• **WHAT YOU WILL DO**
Please copy exactly the lines that begin with the one containing "Give me the" and end with the last line of the entries.

• **INPUT DATA**
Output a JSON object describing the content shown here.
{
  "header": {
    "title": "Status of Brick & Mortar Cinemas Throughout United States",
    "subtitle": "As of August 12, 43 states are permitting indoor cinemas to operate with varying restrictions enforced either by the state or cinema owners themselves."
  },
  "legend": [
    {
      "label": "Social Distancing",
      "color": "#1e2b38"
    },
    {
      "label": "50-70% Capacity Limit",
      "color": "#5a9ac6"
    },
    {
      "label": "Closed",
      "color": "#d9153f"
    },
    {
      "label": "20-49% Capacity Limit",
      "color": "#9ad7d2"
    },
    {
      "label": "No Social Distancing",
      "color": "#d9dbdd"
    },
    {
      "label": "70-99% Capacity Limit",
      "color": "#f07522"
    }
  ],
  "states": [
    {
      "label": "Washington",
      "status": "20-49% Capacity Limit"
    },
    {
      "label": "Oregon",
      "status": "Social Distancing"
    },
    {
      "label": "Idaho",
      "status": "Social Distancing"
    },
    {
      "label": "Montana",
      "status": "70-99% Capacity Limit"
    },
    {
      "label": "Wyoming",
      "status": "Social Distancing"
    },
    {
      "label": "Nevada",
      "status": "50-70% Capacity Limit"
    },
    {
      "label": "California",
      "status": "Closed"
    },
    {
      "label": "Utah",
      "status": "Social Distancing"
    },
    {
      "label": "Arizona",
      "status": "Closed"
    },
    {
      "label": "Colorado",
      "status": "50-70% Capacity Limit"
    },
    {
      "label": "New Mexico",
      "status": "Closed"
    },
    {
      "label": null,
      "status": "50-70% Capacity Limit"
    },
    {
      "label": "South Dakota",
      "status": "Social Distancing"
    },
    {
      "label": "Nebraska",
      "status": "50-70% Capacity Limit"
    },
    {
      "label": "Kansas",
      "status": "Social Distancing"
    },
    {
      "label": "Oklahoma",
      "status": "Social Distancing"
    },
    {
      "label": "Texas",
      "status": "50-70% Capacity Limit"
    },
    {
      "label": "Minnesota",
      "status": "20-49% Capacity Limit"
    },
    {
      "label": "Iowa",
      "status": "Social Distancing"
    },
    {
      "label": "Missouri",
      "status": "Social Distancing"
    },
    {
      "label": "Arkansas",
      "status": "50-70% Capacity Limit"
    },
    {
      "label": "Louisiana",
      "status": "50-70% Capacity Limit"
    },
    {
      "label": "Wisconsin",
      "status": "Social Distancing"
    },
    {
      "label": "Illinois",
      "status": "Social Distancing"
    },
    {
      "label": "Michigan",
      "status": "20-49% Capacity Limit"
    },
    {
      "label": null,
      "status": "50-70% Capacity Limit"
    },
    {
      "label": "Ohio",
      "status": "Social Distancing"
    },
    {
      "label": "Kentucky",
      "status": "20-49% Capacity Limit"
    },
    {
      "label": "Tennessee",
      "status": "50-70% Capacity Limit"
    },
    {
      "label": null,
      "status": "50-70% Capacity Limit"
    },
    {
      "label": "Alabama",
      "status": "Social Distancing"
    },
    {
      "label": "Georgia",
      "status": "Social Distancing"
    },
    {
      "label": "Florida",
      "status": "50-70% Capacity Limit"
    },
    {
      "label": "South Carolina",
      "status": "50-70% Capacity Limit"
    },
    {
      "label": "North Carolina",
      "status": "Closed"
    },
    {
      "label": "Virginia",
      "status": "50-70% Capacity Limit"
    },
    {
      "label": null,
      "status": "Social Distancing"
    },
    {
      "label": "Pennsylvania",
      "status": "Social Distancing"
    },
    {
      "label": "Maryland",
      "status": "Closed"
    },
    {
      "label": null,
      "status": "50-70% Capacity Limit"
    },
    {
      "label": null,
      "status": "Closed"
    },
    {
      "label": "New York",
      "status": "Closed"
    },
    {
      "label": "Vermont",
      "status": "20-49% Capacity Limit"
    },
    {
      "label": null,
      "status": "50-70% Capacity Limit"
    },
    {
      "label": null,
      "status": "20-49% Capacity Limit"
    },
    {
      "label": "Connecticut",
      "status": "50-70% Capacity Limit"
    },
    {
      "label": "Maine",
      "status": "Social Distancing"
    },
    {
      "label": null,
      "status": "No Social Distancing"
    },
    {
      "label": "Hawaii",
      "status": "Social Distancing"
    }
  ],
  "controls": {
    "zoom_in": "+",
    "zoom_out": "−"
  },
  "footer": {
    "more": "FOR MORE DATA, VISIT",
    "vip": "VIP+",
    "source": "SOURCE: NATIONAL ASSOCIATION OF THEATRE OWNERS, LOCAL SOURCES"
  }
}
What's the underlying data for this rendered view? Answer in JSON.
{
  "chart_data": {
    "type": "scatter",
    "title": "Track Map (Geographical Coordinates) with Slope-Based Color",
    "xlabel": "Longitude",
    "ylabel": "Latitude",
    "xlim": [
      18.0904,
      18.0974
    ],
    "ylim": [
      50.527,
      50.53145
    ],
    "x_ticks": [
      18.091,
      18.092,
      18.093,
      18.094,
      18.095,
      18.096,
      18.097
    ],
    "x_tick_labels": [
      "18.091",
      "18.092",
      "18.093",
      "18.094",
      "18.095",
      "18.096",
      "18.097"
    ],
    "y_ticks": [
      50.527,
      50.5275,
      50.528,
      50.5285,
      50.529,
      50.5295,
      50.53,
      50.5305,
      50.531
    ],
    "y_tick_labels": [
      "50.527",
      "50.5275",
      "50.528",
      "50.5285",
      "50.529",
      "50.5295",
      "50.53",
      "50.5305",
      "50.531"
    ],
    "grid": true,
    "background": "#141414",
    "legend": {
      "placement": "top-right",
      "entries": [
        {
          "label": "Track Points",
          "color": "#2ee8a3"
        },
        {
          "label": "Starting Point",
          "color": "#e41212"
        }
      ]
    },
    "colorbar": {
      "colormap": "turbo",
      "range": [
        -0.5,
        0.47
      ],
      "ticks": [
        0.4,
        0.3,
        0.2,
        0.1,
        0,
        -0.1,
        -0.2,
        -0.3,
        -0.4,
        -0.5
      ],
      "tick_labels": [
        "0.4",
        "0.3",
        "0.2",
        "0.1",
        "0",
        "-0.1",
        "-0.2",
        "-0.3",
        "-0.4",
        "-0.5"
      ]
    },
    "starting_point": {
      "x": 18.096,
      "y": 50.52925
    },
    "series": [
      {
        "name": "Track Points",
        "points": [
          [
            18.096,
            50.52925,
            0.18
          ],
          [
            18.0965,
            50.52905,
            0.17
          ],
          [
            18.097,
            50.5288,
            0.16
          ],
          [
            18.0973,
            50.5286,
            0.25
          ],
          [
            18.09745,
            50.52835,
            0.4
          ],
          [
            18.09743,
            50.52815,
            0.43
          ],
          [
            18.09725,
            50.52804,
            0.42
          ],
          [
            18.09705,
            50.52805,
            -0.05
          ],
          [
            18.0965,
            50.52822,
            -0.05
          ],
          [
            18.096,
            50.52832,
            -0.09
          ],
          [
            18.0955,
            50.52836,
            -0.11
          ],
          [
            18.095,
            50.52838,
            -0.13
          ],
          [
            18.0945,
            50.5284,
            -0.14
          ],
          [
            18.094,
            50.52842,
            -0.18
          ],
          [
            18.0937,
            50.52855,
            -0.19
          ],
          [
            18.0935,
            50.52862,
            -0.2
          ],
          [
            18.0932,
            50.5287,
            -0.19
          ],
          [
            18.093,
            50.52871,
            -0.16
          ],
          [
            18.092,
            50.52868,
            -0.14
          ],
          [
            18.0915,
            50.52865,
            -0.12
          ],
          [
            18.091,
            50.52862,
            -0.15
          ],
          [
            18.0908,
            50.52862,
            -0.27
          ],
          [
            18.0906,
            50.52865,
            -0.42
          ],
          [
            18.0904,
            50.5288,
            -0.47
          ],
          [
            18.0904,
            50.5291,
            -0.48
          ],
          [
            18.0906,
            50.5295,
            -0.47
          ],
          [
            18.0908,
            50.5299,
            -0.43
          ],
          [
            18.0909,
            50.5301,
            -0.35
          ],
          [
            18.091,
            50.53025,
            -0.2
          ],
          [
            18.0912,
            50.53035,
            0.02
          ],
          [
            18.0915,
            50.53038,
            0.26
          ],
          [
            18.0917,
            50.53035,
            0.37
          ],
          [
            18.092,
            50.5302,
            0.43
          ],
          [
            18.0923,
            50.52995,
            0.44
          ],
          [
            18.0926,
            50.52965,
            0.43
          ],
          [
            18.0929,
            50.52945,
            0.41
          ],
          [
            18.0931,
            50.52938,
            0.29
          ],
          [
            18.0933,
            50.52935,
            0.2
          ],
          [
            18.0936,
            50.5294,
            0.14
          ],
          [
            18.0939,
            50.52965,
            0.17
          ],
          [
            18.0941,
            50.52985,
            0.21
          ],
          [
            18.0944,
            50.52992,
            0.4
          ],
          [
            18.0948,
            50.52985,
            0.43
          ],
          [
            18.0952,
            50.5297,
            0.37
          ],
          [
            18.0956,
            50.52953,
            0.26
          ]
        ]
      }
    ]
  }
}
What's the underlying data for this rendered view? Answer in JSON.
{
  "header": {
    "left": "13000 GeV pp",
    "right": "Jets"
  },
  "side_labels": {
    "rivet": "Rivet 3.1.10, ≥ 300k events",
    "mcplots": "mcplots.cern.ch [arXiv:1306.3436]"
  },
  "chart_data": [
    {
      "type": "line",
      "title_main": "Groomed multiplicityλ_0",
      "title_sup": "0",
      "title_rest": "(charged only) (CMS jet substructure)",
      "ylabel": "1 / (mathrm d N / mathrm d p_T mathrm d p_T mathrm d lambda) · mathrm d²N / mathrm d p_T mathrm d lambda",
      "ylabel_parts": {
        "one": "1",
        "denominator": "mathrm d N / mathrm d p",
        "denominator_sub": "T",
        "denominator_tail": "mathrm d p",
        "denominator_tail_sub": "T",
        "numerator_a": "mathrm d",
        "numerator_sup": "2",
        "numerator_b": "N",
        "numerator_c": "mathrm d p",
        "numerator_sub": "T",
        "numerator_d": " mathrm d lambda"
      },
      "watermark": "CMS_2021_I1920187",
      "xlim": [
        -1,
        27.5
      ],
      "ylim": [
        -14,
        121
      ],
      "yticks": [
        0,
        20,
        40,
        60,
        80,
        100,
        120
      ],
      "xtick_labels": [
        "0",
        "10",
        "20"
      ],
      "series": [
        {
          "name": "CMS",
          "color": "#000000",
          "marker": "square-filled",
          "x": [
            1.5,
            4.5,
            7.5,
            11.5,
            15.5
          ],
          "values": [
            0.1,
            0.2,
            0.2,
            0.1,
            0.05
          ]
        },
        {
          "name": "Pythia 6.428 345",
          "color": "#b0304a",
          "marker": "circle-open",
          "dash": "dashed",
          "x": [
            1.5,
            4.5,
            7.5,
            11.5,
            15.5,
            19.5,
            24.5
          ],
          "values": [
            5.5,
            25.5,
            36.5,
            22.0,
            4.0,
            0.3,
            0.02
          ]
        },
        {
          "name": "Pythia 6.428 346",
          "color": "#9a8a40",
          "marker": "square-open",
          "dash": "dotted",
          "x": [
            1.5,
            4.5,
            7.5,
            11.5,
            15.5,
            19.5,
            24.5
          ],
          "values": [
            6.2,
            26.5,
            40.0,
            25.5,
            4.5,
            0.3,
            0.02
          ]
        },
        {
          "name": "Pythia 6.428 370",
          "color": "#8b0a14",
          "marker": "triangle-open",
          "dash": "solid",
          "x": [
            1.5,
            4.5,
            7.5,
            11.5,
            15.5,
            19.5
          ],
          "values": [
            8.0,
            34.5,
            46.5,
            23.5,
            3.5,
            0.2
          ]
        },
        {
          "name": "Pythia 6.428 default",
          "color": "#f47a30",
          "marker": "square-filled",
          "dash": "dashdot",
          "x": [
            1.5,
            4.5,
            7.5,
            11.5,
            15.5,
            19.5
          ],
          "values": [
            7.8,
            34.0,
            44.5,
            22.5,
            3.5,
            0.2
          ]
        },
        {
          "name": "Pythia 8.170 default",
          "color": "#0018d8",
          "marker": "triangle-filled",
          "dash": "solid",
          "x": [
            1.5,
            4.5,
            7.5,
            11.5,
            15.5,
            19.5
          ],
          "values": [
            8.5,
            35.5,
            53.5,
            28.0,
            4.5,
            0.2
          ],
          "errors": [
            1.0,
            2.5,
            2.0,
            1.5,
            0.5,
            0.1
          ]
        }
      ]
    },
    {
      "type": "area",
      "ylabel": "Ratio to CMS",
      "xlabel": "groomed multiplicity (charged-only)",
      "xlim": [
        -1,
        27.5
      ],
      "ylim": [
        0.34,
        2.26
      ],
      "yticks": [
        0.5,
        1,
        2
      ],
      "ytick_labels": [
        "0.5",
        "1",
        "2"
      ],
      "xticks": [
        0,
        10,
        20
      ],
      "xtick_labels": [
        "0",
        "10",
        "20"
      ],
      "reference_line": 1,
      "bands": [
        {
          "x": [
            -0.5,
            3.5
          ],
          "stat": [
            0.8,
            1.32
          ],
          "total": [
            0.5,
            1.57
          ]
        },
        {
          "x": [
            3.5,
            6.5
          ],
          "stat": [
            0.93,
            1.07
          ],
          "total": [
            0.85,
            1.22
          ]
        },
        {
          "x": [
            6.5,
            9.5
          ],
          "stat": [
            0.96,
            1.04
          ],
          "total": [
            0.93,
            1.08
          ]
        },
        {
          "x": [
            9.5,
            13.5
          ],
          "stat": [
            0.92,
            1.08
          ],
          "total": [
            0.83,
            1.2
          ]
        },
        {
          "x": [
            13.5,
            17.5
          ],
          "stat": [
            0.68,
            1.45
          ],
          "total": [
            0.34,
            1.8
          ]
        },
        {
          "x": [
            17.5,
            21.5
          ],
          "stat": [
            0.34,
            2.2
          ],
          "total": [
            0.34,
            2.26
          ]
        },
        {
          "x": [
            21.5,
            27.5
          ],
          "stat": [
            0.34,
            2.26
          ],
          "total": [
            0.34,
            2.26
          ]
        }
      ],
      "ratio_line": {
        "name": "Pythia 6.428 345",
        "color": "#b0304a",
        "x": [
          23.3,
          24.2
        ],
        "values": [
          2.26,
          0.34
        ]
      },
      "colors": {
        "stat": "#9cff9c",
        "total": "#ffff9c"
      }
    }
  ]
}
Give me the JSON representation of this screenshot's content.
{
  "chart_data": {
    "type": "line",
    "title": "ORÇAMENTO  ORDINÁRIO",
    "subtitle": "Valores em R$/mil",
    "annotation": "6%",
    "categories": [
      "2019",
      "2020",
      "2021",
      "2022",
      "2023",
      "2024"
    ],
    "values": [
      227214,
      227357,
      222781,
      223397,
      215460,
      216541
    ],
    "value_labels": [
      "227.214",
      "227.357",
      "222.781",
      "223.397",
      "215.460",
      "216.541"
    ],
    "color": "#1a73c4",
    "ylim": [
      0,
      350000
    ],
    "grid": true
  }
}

• **ANSWER IN FULL**
Give me the JSON representation of this screenshot's content.
{
  "chart_data": {
    "type": "line",
    "title": "ORÇAMENTO  ORDINÁRIO",
    "subtitle": "Valores em R$/mil",
    "annotation": "6%",
    "categories": [
      "2019",
      "2020",
      "2021",
      "2022",
      "2023",
      "2024"
    ],
    "values": [
      227214,
      227357,
      222781,
      223397,
      215460,
      216541
    ],
    "value_labels": [
      "227.214",
      "227.357",
      "222.781",
      "223.397",
      "215.460",
      "216.541"
    ],
    "color": "#1a73c4",
    "ylim": [
      0,
      350000
    ],
    "grid": true
  }
}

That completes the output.